[Records from a collection of figures]

####

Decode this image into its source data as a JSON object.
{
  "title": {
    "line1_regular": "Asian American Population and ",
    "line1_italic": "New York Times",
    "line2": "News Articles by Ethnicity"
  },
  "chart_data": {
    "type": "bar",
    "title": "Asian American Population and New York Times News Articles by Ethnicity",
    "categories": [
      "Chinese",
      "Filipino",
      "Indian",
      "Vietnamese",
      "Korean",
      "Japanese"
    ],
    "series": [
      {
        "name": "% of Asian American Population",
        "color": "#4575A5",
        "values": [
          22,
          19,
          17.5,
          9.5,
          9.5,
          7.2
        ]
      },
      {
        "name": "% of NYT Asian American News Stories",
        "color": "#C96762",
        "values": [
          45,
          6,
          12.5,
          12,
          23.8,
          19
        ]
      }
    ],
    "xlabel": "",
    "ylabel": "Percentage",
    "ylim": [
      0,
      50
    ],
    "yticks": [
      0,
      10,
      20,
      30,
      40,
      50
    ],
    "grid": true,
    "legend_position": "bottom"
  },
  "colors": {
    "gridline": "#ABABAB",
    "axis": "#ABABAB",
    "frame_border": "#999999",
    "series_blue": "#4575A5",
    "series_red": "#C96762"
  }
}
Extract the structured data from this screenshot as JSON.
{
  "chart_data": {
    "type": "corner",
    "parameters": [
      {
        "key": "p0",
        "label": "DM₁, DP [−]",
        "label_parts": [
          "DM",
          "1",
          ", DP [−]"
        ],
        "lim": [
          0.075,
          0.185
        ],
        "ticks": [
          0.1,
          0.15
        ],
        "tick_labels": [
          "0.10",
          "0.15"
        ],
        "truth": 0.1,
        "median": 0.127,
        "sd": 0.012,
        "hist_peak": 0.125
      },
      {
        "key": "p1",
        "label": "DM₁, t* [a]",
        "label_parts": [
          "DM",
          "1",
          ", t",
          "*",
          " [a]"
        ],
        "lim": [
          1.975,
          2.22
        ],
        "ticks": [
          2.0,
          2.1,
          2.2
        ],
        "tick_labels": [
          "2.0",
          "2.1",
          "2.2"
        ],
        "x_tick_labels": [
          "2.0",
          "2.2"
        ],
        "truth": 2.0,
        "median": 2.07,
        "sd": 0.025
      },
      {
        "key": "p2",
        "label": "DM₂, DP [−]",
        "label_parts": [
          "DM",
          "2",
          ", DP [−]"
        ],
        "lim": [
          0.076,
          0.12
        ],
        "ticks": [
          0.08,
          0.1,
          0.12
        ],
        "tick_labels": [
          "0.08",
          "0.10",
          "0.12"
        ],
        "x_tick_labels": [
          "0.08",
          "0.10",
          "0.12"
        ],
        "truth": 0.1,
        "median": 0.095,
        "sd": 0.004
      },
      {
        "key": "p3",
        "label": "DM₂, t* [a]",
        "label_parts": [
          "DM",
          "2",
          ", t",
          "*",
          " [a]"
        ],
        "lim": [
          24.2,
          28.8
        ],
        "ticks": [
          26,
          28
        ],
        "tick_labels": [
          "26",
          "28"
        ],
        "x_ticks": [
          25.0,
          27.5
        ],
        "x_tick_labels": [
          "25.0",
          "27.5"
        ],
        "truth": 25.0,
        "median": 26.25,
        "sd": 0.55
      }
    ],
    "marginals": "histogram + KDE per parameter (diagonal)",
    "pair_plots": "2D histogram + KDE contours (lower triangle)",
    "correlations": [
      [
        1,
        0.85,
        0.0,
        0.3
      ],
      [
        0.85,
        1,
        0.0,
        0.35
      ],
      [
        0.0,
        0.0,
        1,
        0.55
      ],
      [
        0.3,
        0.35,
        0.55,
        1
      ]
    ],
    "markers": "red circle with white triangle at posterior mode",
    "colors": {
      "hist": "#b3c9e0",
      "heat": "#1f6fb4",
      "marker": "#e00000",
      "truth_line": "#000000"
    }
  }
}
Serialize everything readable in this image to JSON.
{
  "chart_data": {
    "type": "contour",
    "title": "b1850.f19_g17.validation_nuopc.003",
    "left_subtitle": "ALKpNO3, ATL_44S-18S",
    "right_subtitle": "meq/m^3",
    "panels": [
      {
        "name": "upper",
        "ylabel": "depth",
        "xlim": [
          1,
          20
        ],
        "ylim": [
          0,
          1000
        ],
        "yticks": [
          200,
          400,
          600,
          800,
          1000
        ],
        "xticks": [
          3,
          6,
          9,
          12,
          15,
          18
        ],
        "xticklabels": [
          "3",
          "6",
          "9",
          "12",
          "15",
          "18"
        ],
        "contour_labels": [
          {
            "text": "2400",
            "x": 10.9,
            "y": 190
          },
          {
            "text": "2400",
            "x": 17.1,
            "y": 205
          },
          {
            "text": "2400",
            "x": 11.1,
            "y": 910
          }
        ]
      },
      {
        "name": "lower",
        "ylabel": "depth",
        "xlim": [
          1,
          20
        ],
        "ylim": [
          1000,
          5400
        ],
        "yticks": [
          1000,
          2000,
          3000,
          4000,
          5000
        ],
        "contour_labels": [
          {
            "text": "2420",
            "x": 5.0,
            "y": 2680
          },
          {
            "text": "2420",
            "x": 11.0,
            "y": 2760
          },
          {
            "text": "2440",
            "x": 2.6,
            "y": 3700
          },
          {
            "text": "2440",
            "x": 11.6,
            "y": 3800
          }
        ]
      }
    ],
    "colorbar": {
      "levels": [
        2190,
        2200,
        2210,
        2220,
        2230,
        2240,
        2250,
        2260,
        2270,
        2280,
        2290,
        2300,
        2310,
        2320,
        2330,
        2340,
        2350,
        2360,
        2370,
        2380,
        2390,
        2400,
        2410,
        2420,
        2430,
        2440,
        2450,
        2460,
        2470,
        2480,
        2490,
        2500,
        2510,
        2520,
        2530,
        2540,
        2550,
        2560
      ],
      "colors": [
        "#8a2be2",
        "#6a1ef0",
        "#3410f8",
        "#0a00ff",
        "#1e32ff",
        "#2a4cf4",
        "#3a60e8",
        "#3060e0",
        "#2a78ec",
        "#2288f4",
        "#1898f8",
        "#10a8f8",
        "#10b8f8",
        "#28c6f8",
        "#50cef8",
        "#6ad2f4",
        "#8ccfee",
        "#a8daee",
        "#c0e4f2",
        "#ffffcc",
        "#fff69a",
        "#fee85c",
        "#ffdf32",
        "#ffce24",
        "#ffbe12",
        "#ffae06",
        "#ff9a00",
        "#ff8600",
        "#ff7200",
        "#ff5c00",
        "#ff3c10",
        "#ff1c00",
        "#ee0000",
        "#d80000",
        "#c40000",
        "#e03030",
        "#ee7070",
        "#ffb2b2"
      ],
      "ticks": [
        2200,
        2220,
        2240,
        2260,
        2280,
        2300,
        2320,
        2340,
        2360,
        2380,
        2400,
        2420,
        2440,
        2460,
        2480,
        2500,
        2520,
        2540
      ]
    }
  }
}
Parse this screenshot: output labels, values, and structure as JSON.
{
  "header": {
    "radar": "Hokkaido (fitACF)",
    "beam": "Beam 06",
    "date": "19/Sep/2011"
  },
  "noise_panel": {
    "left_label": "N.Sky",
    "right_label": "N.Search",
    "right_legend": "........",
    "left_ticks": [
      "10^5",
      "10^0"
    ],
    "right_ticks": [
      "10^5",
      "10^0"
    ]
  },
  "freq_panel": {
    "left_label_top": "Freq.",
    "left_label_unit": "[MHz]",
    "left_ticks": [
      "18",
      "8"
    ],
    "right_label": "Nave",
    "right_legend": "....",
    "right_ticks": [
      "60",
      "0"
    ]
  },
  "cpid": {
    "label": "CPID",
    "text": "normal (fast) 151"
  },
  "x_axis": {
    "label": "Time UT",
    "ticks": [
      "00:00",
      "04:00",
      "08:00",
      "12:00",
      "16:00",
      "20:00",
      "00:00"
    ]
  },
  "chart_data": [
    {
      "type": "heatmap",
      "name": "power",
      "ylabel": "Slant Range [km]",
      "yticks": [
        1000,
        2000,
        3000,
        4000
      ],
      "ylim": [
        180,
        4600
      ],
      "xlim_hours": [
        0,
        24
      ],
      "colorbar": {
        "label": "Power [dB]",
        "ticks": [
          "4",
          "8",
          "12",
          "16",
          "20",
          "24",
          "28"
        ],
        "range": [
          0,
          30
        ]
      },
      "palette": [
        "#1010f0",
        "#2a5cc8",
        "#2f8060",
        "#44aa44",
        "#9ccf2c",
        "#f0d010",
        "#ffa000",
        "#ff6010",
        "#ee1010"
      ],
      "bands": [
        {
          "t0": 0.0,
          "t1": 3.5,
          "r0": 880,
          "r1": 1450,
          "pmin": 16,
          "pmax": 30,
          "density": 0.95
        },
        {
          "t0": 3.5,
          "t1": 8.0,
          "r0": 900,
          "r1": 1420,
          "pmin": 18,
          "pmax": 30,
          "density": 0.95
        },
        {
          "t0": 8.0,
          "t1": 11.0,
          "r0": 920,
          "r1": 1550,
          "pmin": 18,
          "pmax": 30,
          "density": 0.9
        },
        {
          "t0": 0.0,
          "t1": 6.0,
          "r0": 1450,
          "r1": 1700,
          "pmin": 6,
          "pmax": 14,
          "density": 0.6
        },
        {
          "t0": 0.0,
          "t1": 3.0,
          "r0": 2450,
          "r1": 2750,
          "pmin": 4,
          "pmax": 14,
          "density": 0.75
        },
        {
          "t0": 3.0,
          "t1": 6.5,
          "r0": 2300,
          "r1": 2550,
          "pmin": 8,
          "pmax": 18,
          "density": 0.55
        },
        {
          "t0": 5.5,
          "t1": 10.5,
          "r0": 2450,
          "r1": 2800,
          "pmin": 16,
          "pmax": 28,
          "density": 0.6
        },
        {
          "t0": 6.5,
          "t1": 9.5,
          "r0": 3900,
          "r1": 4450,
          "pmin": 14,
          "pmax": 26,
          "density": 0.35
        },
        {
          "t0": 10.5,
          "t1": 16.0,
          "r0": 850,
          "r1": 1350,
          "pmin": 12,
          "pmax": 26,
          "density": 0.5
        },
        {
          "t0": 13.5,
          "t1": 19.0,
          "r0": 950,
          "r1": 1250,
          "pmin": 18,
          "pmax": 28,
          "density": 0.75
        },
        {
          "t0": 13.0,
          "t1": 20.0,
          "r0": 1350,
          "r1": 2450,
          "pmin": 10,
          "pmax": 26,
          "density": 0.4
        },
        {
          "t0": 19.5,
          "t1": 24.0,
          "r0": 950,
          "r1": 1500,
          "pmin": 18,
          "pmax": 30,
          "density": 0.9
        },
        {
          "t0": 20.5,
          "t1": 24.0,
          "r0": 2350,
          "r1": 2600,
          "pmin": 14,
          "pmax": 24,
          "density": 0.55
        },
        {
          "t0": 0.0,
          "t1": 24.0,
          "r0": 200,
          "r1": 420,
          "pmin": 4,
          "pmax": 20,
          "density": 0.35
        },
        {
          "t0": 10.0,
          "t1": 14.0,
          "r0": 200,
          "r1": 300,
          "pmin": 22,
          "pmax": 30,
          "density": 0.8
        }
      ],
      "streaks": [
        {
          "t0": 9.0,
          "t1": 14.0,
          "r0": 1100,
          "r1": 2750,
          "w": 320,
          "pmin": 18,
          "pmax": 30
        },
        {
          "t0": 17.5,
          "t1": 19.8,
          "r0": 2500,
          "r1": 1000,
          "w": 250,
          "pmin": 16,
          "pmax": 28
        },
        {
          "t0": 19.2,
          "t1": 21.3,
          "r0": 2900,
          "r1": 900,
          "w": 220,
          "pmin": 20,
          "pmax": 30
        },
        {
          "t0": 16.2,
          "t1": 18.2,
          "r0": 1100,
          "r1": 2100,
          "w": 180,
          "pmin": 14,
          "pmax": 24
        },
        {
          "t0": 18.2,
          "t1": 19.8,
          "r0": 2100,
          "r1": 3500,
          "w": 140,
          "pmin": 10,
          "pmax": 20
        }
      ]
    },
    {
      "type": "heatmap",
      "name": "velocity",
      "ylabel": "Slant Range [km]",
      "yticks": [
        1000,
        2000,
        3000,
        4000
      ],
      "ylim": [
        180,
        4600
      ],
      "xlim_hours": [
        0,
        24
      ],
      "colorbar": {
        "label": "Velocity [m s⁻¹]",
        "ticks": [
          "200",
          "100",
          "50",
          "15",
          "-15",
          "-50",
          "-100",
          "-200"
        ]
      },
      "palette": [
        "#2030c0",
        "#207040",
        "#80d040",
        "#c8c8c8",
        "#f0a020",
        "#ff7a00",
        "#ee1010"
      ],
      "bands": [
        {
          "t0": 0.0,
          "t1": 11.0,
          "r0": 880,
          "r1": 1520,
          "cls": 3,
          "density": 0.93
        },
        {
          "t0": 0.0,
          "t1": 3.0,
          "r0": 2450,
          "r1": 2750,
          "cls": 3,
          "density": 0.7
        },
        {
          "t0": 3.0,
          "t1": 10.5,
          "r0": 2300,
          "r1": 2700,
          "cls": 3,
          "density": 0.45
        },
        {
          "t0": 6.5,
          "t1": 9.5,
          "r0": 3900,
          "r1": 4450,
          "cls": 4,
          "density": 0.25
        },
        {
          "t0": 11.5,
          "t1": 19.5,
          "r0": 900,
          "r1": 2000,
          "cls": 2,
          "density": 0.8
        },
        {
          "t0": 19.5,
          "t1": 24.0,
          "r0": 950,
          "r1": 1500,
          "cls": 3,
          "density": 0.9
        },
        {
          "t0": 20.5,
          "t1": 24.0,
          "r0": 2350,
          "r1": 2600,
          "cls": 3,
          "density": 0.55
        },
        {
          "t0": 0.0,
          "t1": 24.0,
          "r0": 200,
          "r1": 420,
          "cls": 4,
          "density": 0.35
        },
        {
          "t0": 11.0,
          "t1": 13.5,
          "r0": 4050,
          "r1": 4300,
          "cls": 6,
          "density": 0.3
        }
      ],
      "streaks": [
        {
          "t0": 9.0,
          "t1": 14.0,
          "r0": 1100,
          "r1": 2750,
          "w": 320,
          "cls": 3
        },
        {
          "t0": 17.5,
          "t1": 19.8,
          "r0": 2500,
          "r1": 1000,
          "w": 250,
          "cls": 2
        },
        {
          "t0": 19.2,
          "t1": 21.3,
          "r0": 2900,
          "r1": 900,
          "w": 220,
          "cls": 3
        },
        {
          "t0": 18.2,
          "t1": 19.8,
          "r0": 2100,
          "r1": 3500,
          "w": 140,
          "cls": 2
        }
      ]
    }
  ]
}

####

*Requirement:*
Sift through the entries and copy every line with "histogram".

*Answer to the problem:*
    "marginals": "histogram + KDE per parameter (diagonal)",
    "pair_plots": "2D histogram + KDE contours (lower triangle)",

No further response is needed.